EXCERPT >>

# Did melkor join second music of ainur?



## Turin_Turambar (Jul 16, 2021)

Is there any source about this subject? Did melkor join second music of ainur?


----------



## Erestor Arcamen (Jul 16, 2021)

No


----------



## Turin_Turambar (Jul 24, 2021)

Erestor Arcamen said:


> No


But? https://www.quora.com/Would-Melkor-...ysical-means-but-through-their-evil-influence


----------



## Olorgando (Jul 25, 2021)

Ecthelion Of The Fountain said:


> But? https://www.quora.com/Would-Melkor-...ysical-means-but-through-their-evil-influence


Ecthelion, that's just a different site doing - more or less - what we do here. A *lot less*, I would hypothesize, as in the quick browse I only found less than a handful of posts that claimed to quote Tolkien writings (by JRRT and Christopher), and only two (IIRC) that actually quoted the source, at most a chapter.
I did not check any of these few for quoting accuracy. The rest are just stating opinions, which *may* or *may not* be supported by Tolkien writing.
Now at least some of us here on TTF do provide some more information on sources, TH and LoTR having been published by JRRT during his lifetime, the Sil, UT, and HoMe (and CoH, B&L and FoG) afterwards by Christopher. But still, TTF is *not* a reliable source in the Internet.
I don't really know which *very* few sites would qualify as reliable sources. If you remain skeptical of 99%, perhaps 99.99% of them, you're of the safe side.


----------



## Elthir (Jul 27, 2021)

*Ecthelion*, if you mean is there a direct reference to this from JRRT, then (to echo *EA*) no.

There's a new book coming out called _*The Nature of Middle-Earth*_ (or "*GNOME*" as no one calls it),
but so far, Morgoth joining the Second Music isn't stated by JRRT in any text that I'm aware of, and -- whatever the following means or doesn't mean with respect to possible opinions or larger theories about redemption in Tolkien's World -- even in the myth where Melkor comes back at the End, he does not repent . . .

. . . Tolkien even went into a bit of detail (in Morgoth's Ring) as to how the already defeated Morgoth could rebuild himself and return, without repenting.

I realize you have linked to at least one person saying:_ "Tolkien makes it clear that, before the end, even Melkor and Sauron will be redeemed. Being redeemed, they will not be evil. Being Ainu, they will play in the second music of the Ainur."_

But what are the primary sources (Tolkien texts or whatever) behind this "flow" of statements?
I assume there's something, but the person doesn't really flesh out an argument with sources.

This same person also misspells both_ Ilúvatar _. . . and _Eru_ (twice), so my attention to detail radar is up, but that could mean nothing obviously, and that said, I haven't given that much thought slash attention to matters that are arguably "needed" here -- in other words, needed to actually try to say something here with a measure of _seeming_ (LOL) confidence.

Although I know Galadriel was a "penitent" by the way 

*For possible clarity I'm not trying to make an argument either way*, because, as I say, I'd have to do a lot more thinking (and work!) to even begin.

And as *Gando* already pointed out, you're not exactly linking to the Tolkien Estate website there -- and this isn't the Tolkien Estate website either, but in general, citations are good. For instance, what does this mean ("they" refers to Men), from Ainulindale C (Morgoth's Ring):

"Yet it is said that they will join in the Second Music of the Ainur, whereas Ilúvatar has not revealed what he purposes for Elves *and Valar* after the World's end; and Melkor has not discovered it."

Okay that was a trick citation as Tolkien dropped "and Valar" for Ainulindale D


----------

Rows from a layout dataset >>
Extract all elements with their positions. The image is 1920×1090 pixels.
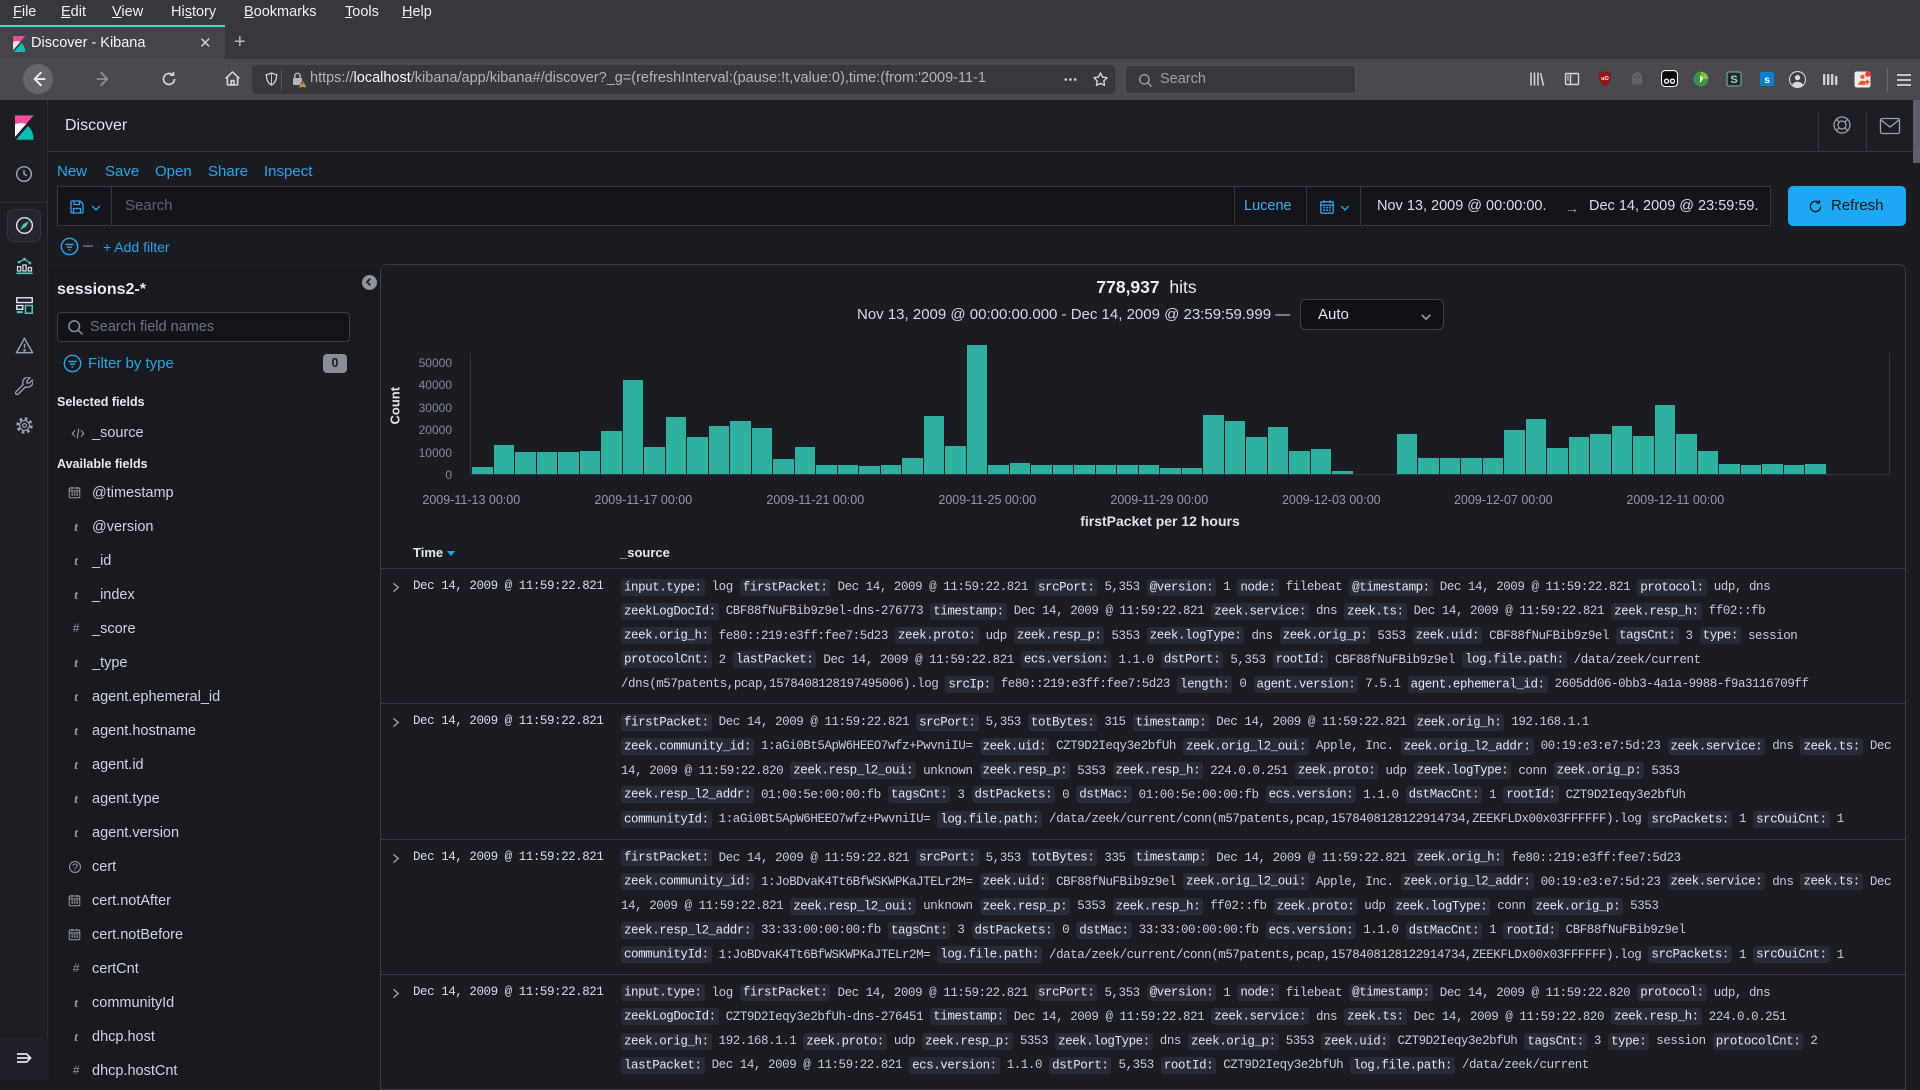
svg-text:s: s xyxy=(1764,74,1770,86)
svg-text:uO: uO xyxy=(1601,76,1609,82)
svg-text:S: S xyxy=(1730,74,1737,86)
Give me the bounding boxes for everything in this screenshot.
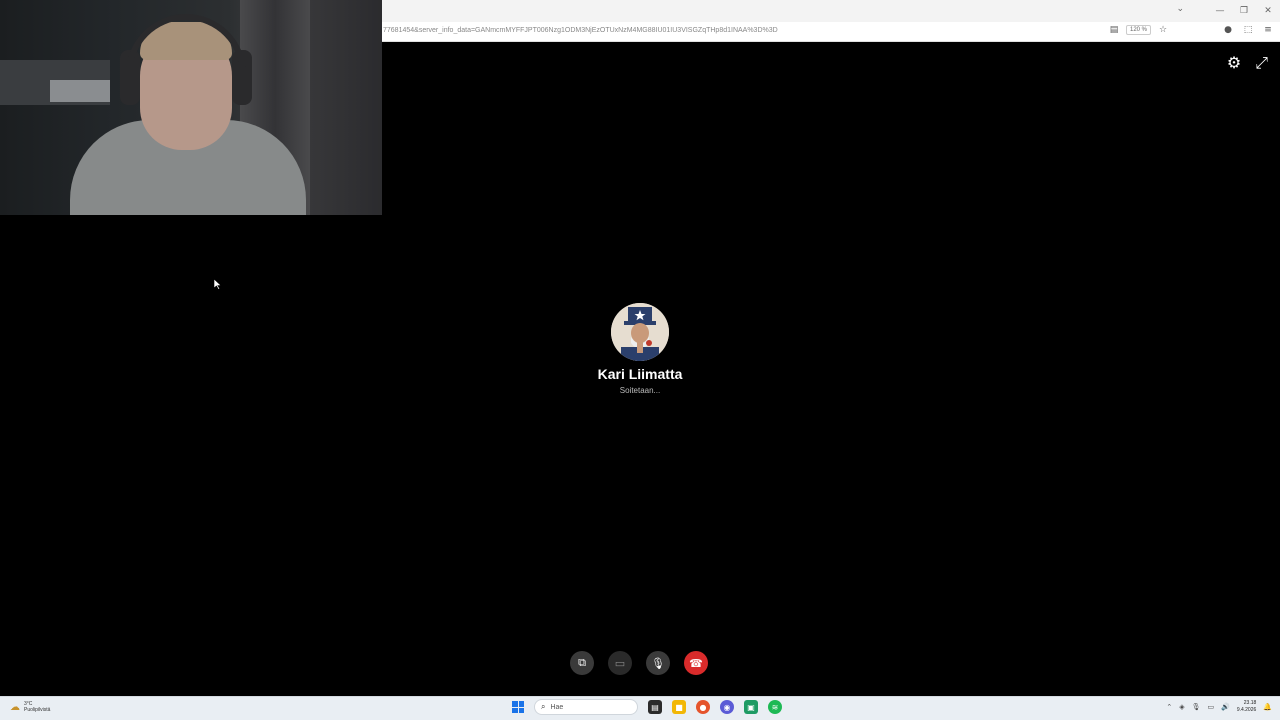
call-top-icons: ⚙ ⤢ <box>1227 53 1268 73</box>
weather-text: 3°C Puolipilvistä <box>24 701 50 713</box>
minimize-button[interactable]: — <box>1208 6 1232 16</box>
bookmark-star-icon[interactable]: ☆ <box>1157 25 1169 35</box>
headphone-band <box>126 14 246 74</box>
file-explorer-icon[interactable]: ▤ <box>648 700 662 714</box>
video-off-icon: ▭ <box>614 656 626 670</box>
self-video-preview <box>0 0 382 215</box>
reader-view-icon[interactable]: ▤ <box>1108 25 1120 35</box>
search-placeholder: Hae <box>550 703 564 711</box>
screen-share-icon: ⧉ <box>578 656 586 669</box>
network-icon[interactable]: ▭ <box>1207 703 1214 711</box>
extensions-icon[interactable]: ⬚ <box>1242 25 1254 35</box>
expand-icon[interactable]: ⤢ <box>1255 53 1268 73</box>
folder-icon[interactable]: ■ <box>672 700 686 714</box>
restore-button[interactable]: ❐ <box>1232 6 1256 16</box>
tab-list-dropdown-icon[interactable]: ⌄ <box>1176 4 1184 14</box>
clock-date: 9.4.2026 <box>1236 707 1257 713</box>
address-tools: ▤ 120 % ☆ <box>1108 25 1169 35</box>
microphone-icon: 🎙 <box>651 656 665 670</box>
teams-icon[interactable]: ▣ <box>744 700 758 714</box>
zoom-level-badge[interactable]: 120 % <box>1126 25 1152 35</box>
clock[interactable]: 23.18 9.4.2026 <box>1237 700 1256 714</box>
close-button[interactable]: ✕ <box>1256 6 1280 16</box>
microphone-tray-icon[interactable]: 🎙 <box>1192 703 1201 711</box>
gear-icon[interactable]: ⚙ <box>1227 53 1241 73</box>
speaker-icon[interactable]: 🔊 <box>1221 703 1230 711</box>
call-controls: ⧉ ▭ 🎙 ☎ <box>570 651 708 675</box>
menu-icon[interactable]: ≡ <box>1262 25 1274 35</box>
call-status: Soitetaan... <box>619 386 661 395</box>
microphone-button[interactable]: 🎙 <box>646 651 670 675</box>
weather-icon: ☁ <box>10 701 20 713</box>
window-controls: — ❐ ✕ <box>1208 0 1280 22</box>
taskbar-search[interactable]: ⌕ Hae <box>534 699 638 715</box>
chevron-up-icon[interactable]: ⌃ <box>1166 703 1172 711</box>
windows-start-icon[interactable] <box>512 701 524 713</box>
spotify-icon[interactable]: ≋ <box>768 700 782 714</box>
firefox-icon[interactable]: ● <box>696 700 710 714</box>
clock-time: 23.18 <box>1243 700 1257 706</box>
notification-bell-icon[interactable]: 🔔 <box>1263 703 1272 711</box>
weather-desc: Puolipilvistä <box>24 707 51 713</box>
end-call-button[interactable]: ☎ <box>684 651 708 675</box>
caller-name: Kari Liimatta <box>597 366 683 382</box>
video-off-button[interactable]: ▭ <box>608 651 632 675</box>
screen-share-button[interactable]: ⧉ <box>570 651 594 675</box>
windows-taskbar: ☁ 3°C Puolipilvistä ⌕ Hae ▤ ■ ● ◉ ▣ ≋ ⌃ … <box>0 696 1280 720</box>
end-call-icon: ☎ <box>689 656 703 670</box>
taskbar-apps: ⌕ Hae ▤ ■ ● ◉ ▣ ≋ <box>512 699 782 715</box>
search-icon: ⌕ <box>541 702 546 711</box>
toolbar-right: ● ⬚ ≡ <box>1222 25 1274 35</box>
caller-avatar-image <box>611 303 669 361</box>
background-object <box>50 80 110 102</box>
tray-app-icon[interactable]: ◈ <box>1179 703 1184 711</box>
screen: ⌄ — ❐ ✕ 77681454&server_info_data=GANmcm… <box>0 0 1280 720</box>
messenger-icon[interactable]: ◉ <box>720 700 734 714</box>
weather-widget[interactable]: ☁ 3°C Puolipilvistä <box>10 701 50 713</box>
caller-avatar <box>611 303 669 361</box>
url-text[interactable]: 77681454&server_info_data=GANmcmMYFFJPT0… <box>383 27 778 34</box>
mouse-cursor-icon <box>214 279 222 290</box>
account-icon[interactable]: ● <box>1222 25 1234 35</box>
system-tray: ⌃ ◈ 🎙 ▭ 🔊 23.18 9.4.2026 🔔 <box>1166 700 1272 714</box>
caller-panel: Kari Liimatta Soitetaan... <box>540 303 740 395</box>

GOAL >> From the forum thread about Melkor and the Second Music, write out word for word the part that opens with the words containing "I did not check" and closes with "(Jul 27, 2021)".

THE RESPONSE >>
I did not check any of these few for quoting accuracy. The rest are just stating opinions, which *may* or *may not* be supported by Tolkien writing.
Now at least some of us here on TTF do provide some more information on sources, TH and LoTR having been published by JRRT during his lifetime, the Sil, UT, and HoMe (and CoH, B&L and FoG) afterwards by Christopher. But still, TTF is *not* a reliable source in the Internet.
I don't really know which *very* few sites would qualify as reliable sources. If you remain skeptical of 99%, perhaps 99.99% of them, you're of the safe side.


----------



## Elthir (Jul 27, 2021)